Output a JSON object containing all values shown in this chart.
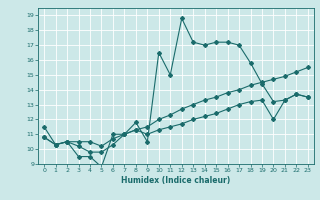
{
  "xlabel": "Humidex (Indice chaleur)",
  "background_color": "#cce8e8",
  "line_color": "#1a6b6b",
  "xlim": [
    -0.5,
    23.5
  ],
  "ylim": [
    9,
    19.5
  ],
  "xticks": [
    0,
    1,
    2,
    3,
    4,
    5,
    6,
    7,
    8,
    9,
    10,
    11,
    12,
    13,
    14,
    15,
    16,
    17,
    18,
    19,
    20,
    21,
    22,
    23
  ],
  "yticks": [
    9,
    10,
    11,
    12,
    13,
    14,
    15,
    16,
    17,
    18,
    19
  ],
  "series": [
    {
      "x": [
        0,
        1,
        2,
        3,
        4,
        5,
        6,
        7,
        8,
        9,
        10,
        11,
        12,
        13,
        14,
        15,
        16,
        17,
        18,
        19,
        20,
        21,
        22,
        23
      ],
      "y": [
        11.5,
        10.3,
        10.5,
        9.5,
        9.5,
        8.8,
        11.0,
        11.0,
        11.8,
        10.5,
        16.5,
        15.0,
        18.8,
        17.2,
        17.0,
        17.2,
        17.2,
        17.0,
        15.8,
        14.4,
        13.2,
        13.3,
        13.7,
        13.5
      ]
    },
    {
      "x": [
        0,
        1,
        2,
        3,
        4,
        5,
        6,
        7,
        8,
        9,
        10,
        11,
        12,
        13,
        14,
        15,
        16,
        17,
        18,
        19,
        20,
        21,
        22,
        23
      ],
      "y": [
        10.8,
        10.3,
        10.5,
        10.2,
        9.8,
        9.8,
        10.3,
        11.0,
        11.3,
        11.0,
        11.3,
        11.5,
        11.7,
        12.0,
        12.2,
        12.4,
        12.7,
        13.0,
        13.2,
        13.3,
        12.0,
        13.3,
        13.7,
        13.5
      ]
    },
    {
      "x": [
        0,
        1,
        2,
        3,
        4,
        5,
        6,
        7,
        8,
        9,
        10,
        11,
        12,
        13,
        14,
        15,
        16,
        17,
        18,
        19,
        20,
        21,
        22,
        23
      ],
      "y": [
        10.8,
        10.3,
        10.5,
        10.5,
        10.5,
        10.2,
        10.7,
        11.0,
        11.3,
        11.5,
        12.0,
        12.3,
        12.7,
        13.0,
        13.3,
        13.5,
        13.8,
        14.0,
        14.3,
        14.5,
        14.7,
        14.9,
        15.2,
        15.5
      ]
    }
  ]
}
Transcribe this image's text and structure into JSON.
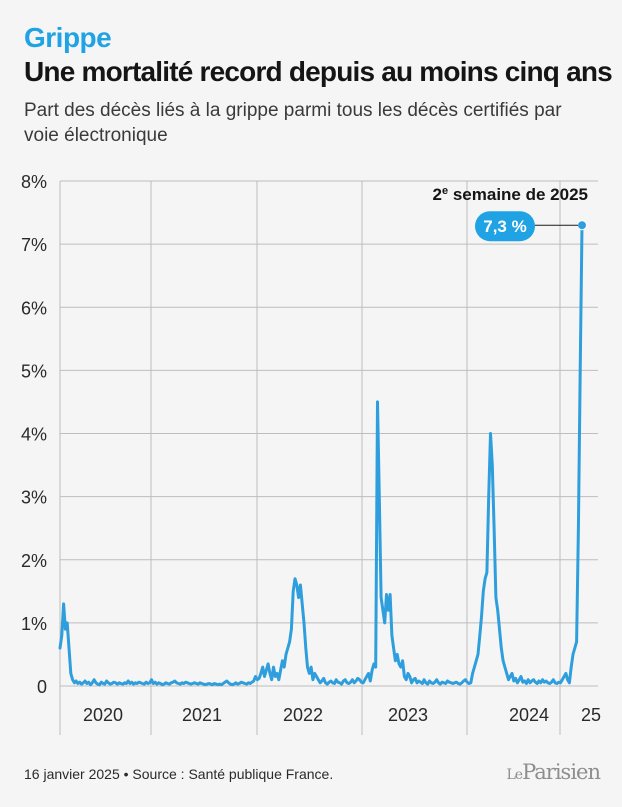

------------------------

YOUR GOAL -
Lines of the material that contain the word "JSON" are to be gathered.

COMPLETED EXERCISE -
Output a JSON object containing all values shown in this chart.
Transcribe this image's text and structure into JSON.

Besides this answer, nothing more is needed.